PROVIDED RECORDS |

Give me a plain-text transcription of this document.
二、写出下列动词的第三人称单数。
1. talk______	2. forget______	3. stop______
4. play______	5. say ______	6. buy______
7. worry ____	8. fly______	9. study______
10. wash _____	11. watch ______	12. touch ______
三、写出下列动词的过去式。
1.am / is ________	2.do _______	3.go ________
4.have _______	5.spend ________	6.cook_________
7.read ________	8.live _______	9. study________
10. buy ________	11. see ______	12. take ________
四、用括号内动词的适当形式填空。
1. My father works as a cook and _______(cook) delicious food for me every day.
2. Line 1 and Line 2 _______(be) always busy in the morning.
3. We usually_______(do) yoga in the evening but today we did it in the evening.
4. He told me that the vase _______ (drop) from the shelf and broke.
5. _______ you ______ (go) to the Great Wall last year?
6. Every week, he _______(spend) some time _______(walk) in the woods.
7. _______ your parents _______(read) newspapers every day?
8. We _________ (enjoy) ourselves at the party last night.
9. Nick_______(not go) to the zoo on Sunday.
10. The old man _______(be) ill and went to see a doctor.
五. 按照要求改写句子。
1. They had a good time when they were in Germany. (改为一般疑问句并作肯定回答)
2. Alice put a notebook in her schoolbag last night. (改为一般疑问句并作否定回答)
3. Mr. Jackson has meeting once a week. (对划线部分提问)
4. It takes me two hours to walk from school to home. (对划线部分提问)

WORK REQUIRED | Only the number should be given: how many lines of the data contain the word "spend"?

THE ANSWER | 2